_THE REQUEST:_ Take the listing and print it in full, exactly as given.

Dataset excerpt

* Begin *

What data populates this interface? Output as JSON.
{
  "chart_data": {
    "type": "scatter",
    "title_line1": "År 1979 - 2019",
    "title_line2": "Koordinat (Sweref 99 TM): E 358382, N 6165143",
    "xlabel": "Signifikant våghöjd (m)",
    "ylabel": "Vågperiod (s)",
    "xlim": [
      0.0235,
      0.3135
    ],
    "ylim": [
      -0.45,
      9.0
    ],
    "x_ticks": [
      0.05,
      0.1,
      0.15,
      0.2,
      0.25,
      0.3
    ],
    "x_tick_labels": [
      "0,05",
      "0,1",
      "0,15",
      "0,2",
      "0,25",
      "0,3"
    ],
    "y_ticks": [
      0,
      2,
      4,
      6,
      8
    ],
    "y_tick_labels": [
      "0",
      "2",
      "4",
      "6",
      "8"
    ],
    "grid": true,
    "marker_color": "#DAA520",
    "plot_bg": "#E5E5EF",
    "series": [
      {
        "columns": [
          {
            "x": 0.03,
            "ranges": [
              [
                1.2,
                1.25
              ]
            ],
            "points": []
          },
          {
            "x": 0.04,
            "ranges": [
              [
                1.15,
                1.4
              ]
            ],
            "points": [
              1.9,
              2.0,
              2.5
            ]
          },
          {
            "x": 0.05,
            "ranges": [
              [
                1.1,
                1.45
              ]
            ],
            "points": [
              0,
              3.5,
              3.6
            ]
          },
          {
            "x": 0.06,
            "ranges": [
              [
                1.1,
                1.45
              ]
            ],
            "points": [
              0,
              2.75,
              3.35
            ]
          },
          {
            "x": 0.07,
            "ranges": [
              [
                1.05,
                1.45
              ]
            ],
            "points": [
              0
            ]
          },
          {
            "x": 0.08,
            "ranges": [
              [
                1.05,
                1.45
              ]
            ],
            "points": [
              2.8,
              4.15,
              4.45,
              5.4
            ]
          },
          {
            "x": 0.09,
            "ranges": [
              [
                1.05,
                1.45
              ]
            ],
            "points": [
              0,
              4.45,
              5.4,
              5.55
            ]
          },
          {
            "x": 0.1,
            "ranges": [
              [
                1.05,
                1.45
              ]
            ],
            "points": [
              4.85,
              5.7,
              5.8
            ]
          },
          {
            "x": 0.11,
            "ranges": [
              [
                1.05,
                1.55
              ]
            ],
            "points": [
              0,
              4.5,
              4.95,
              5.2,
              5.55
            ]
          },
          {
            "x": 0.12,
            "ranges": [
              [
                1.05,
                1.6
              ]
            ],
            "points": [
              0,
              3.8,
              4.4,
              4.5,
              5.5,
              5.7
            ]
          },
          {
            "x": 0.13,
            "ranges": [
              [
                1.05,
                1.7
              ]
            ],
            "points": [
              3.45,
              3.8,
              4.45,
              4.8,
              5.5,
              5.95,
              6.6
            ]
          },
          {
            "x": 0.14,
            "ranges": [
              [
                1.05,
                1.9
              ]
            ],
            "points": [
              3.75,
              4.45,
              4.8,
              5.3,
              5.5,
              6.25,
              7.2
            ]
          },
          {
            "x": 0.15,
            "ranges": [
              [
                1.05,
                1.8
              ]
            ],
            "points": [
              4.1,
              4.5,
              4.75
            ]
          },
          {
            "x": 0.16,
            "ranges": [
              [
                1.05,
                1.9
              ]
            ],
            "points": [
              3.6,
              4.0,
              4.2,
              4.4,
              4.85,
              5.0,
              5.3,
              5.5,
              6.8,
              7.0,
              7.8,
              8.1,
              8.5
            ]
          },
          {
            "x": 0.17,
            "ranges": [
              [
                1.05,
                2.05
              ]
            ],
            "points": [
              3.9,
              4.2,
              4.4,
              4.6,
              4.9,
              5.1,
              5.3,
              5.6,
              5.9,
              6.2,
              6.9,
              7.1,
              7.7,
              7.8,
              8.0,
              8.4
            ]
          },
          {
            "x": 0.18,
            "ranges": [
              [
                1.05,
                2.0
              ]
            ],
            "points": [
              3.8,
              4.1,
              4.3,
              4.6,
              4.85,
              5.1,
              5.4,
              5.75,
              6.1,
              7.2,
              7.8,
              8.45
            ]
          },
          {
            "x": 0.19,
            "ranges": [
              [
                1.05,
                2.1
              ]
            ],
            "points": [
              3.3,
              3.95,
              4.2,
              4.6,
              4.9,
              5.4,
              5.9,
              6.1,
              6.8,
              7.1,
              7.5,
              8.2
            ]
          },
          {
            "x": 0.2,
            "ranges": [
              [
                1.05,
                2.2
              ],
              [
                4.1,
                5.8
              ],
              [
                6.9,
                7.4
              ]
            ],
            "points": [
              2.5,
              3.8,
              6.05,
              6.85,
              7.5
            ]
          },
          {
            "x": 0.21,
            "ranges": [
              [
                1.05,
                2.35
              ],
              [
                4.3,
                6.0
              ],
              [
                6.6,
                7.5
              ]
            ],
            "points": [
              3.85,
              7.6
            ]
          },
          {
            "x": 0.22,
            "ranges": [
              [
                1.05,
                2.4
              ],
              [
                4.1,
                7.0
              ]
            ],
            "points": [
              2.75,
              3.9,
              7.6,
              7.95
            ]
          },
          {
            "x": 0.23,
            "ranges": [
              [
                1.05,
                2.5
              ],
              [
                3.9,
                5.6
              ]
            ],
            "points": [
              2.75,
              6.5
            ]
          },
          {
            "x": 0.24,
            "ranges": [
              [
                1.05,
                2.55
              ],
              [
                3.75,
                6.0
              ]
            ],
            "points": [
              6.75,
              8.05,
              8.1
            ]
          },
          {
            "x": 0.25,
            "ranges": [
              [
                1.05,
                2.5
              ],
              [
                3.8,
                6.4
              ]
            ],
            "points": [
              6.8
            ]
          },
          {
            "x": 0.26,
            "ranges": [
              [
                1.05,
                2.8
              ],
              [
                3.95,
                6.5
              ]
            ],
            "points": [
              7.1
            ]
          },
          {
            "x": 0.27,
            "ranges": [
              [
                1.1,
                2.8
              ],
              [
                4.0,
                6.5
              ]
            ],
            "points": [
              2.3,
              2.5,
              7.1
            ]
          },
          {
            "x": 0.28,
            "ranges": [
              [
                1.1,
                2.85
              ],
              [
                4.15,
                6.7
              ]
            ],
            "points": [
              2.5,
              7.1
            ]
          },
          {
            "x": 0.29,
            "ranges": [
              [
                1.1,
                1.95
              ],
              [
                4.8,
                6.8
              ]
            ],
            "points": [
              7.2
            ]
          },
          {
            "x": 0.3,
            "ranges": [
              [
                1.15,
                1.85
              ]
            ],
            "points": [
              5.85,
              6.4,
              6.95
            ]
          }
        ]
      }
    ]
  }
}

* End *

_CORRECT ANSWER:_
What data populates this interface? Output as JSON.
{
  "chart_data": {
    "type": "scatter",
    "title_line1": "År 1979 - 2019",
    "title_line2": "Koordinat (Sweref 99 TM): E 358382, N 6165143",
    "xlabel": "Signifikant våghöjd (m)",
    "ylabel": "Vågperiod (s)",
    "xlim": [
      0.0235,
      0.3135
    ],
    "ylim": [
      -0.45,
      9.0
    ],
    "x_ticks": [
      0.05,
      0.1,
      0.15,
      0.2,
      0.25,
      0.3
    ],
    "x_tick_labels": [
      "0,05",
      "0,1",
      "0,15",
      "0,2",
      "0,25",
      "0,3"
    ],
    "y_ticks": [
      0,
      2,
      4,
      6,
      8
    ],
    "y_tick_labels": [
      "0",
      "2",
      "4",
      "6",
      "8"
    ],
    "grid": true,
    "marker_color": "#DAA520",
    "plot_bg": "#E5E5EF",
    "series": [
      {
        "columns": [
          {
            "x": 0.03,
            "ranges": [
              [
                1.2,
                1.25
              ]
            ],
            "points": []
          },
          {
            "x": 0.04,
            "ranges": [
              [
                1.15,
                1.4
              ]
            ],
            "points": [
              1.9,
              2.0,
              2.5
            ]
          },
          {
            "x": 0.05,
            "ranges": [
              [
                1.1,
                1.45
              ]
            ],
            "points": [
              0,
              3.5,
              3.6
            ]
          },
          {
            "x": 0.06,
            "ranges": [
              [
                1.1,
                1.45
              ]
            ],
            "points": [
              0,
              2.75,
              3.35
            ]
          },
          {
            "x": 0.07,
            "ranges": [
              [
                1.05,
                1.45
              ]
            ],
            "points": [
              0
            ]
          },
          {
            "x": 0.08,
            "ranges": [
              [
                1.05,
                1.45
              ]
            ],
            "points": [
              2.8,
              4.15,
              4.45,
              5.4
            ]
          },
          {
            "x": 0.09,
            "ranges": [
              [
                1.05,
                1.45
              ]
            ],
            "points": [
              0,
              4.45,
              5.4,
              5.55
            ]
          },
          {
            "x": 0.1,
            "ranges": [
              [
                1.05,
                1.45
              ]
            ],
            "points": [
              4.85,
              5.7,
              5.8
            ]
          },
          {
            "x": 0.11,
            "ranges": [
              [
                1.05,
                1.55
              ]
            ],
            "points": [
              0,
              4.5,
              4.95,
              5.2,
              5.55
            ]
          },
          {
            "x": 0.12,
            "ranges": [
              [
                1.05,
                1.6
              ]
            ],
            "points": [
              0,
              3.8,
              4.4,
              4.5,
              5.5,
              5.7
            ]
          },
          {
            "x": 0.13,
            "ranges": [
              [
                1.05,
                1.7
              ]
            ],
            "points": [
              3.45,
              3.8,
              4.45,
              4.8,
              5.5,
              5.95,
              6.6
            ]
          },
          {
            "x": 0.14,
            "ranges": [
              [
                1.05,
                1.9
              ]
            ],
            "points": [
              3.75,
              4.45,
              4.8,
              5.3,
              5.5,
              6.25,
              7.2
            ]
          },
          {
            "x": 0.15,
            "ranges": [
              [
                1.05,
                1.8
              ]
            ],
            "points": [
              4.1,
              4.5,
              4.75
            ]
          },
          {
            "x": 0.16,
            "ranges": [
              [
                1.05,
                1.9
              ]
            ],
            "points": [
              3.6,
              4.0,
              4.2,
              4.4,
              4.85,
              5.0,
              5.3,
              5.5,
              6.8,
              7.0,
              7.8,
              8.1,
              8.5
            ]
          },
          {
            "x": 0.17,
            "ranges": [
              [
                1.05,
                2.05
              ]
            ],
            "points": [
              3.9,
              4.2,
              4.4,
              4.6,
              4.9,
              5.1,
              5.3,
              5.6,
              5.9,
              6.2,
              6.9,
              7.1,
              7.7,
              7.8,
              8.0,
              8.4
            ]
          },
          {
            "x": 0.18,
            "ranges": [
              [
                1.05,
                2.0
              ]
            ],
            "points": [
              3.8,
              4.1,
              4.3,
              4.6,
              4.85,
              5.1,
              5.4,
              5.75,
              6.1,
              7.2,
              7.8,
              8.45
            ]
          },
          {
            "x": 0.19,
            "ranges": [
              [
                1.05,
                2.1
              ]
            ],
            "points": [
              3.3,
              3.95,
              4.2,
              4.6,
              4.9,
              5.4,
              5.9,
              6.1,
              6.8,
              7.1,
              7.5,
              8.2
            ]
          },
          {
            "x": 0.2,
            "ranges": [
              [
                1.05,
                2.2
              ],
              [
                4.1,
                5.8
              ],
              [
                6.9,
                7.4
              ]
            ],
            "points": [
              2.5,
              3.8,
              6.05,
              6.85,
              7.5
            ]
          },
          {
            "x": 0.21,
            "ranges": [
              [
                1.05,
                2.35
              ],
              [
                4.3,
                6.0
              ],
              [
                6.6,
                7.5
              ]
            ],
            "points": [
              3.85,
              7.6
            ]
          },
          {
            "x": 0.22,
            "ranges": [
              [
                1.05,
                2.4
              ],
              [
                4.1,
                7.0
              ]
            ],
            "points": [
              2.75,
              3.9,
              7.6,
              7.95
            ]
          },
          {
            "x": 0.23,
            "ranges": [
              [
                1.05,
                2.5
              ],
              [
                3.9,
                5.6
              ]
            ],
            "points": [
              2.75,
              6.5
            ]
          },
          {
            "x": 0.24,
            "ranges": [
              [
                1.05,
                2.55
              ],
              [
                3.75,
                6.0
              ]
            ],
            "points": [
              6.75,
              8.05,
              8.1
            ]
          },
          {
            "x": 0.25,
            "ranges": [
              [
                1.05,
                2.5
              ],
              [
                3.8,
                6.4
              ]
            ],
            "points": [
              6.8
            ]
          },
          {
            "x": 0.26,
            "ranges": [
              [
                1.05,
                2.8
              ],
              [
                3.95,
                6.5
              ]
            ],
            "points": [
              7.1
            ]
          },
          {
            "x": 0.27,
            "ranges": [
              [
                1.1,
                2.8
              ],
              [
                4.0,
                6.5
              ]
            ],
            "points": [
              2.3,
              2.5,
              7.1
            ]
          },
          {
            "x": 0.28,
            "ranges": [
              [
                1.1,
                2.85
              ],
              [
                4.15,
                6.7
              ]
            ],
            "points": [
              2.5,
              7.1
            ]
          },
          {
            "x": 0.29,
            "ranges": [
              [
                1.1,
                1.95
              ],
              [
                4.8,
                6.8
              ]
            ],
            "points": [
              7.2
            ]
          },
          {
            "x": 0.3,
            "ranges": [
              [
                1.15,
                1.85
              ]
            ],
            "points": [
              5.85,
              6.4,
              6.95
            ]
          }
        ]
      }
    ]
  }
}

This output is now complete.